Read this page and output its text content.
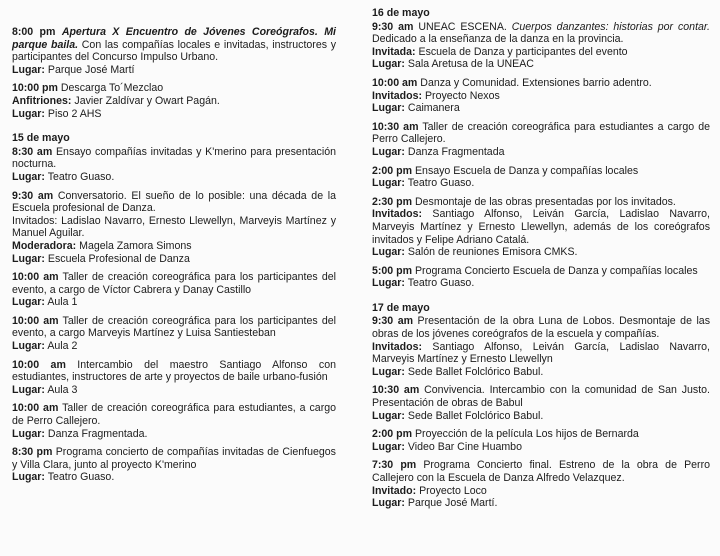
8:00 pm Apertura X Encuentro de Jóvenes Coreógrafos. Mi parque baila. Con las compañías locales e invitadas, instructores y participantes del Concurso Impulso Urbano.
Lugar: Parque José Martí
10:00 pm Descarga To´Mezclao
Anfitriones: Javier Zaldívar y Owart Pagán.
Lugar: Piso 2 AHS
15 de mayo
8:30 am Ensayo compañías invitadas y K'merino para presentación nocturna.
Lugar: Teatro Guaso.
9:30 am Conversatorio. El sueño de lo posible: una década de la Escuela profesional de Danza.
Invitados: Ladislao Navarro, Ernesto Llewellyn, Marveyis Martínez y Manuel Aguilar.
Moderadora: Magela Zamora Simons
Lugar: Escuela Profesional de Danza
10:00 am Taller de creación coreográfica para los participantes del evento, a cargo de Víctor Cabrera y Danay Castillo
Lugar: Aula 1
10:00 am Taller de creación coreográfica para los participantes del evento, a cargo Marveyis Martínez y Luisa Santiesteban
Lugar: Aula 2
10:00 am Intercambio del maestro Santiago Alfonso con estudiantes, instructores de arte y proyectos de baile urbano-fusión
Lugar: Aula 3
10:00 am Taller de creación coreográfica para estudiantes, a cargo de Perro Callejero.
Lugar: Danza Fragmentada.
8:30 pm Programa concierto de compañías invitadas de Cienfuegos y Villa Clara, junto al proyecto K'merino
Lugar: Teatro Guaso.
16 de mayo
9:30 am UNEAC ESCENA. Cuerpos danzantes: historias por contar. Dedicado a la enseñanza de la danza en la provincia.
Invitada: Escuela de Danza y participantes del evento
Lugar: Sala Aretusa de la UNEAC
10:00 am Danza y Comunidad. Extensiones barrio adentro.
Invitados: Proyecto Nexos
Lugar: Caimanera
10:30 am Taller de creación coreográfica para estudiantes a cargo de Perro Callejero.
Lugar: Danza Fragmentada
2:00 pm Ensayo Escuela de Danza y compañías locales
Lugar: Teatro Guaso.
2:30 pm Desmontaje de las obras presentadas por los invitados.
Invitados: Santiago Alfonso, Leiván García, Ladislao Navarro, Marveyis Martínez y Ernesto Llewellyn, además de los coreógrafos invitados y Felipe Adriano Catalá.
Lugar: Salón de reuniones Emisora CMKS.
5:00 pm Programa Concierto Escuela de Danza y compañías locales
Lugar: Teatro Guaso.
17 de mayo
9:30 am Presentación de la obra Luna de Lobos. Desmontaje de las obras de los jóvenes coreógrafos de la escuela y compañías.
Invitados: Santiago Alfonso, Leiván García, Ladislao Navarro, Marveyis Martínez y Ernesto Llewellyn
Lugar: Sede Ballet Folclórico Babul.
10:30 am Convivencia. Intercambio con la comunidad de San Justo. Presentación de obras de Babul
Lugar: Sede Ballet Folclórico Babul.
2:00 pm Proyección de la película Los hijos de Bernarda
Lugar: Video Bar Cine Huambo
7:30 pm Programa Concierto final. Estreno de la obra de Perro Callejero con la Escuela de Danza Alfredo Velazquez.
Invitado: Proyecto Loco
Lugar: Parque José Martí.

REQUIRED WORK:
Go back to the records above and write them out exactly, without the pictures.

RESPONSE TO THE EXERCISE:
Read this page and output its text content.
8:00 pm Apertura X Encuentro de Jóvenes Coreógrafos. Mi parque baila. Con las compañías locales e invitadas, instructores y participantes del Concurso Impulso Urbano.
Lugar: Parque José Martí
10:00 pm Descarga To´Mezclao
Anfitriones: Javier Zaldívar y Owart Pagán.
Lugar: Piso 2 AHS
15 de mayo
8:30 am Ensayo compañías invitadas y K'merino para presentación nocturna.
Lugar: Teatro Guaso.
9:30 am Conversatorio. El sueño de lo posible: una década de la Escuela profesional de Danza.
Invitados: Ladislao Navarro, Ernesto Llewellyn, Marveyis Martínez y Manuel Aguilar.
Moderadora: Magela Zamora Simons
Lugar: Escuela Profesional de Danza
10:00 am Taller de creación coreográfica para los participantes del evento, a cargo de Víctor Cabrera y Danay Castillo
Lugar: Aula 1
10:00 am Taller de creación coreográfica para los participantes del evento, a cargo Marveyis Martínez y Luisa Santiesteban
Lugar: Aula 2
10:00 am Intercambio del maestro Santiago Alfonso con estudiantes, instructores de arte y proyectos de baile urbano-fusión
Lugar: Aula 3
10:00 am Taller de creación coreográfica para estudiantes, a cargo de Perro Callejero.
Lugar: Danza Fragmentada.
8:30 pm Programa concierto de compañías invitadas de Cienfuegos y Villa Clara, junto al proyecto K'merino
Lugar: Teatro Guaso.
16 de mayo
9:30 am UNEAC ESCENA. Cuerpos danzantes: historias por contar. Dedicado a la enseñanza de la danza en la provincia.
Invitada: Escuela de Danza y participantes del evento
Lugar: Sala Aretusa de la UNEAC
10:00 am Danza y Comunidad. Extensiones barrio adentro.
Invitados: Proyecto Nexos
Lugar: Caimanera
10:30 am Taller de creación coreográfica para estudiantes a cargo de Perro Callejero.
Lugar: Danza Fragmentada
2:00 pm Ensayo Escuela de Danza y compañías locales
Lugar: Teatro Guaso.
2:30 pm Desmontaje de las obras presentadas por los invitados.
Invitados: Santiago Alfonso, Leiván García, Ladislao Navarro, Marveyis Martínez y Ernesto Llewellyn, además de los coreógrafos invitados y Felipe Adriano Catalá.
Lugar: Salón de reuniones Emisora CMKS.
5:00 pm Programa Concierto Escuela de Danza y compañías locales
Lugar: Teatro Guaso.
17 de mayo
9:30 am Presentación de la obra Luna de Lobos. Desmontaje de las obras de los jóvenes coreógrafos de la escuela y compañías.
Invitados: Santiago Alfonso, Leiván García, Ladislao Navarro, Marveyis Martínez y Ernesto Llewellyn
Lugar: Sede Ballet Folclórico Babul.
10:30 am Convivencia. Intercambio con la comunidad de San Justo. Presentación de obras de Babul
Lugar: Sede Ballet Folclórico Babul.
2:00 pm Proyección de la película Los hijos de Bernarda
Lugar: Video Bar Cine Huambo
7:30 pm Programa Concierto final. Estreno de la obra de Perro Callejero con la Escuela de Danza Alfredo Velazquez.
Invitado: Proyecto Loco
Lugar: Parque José Martí.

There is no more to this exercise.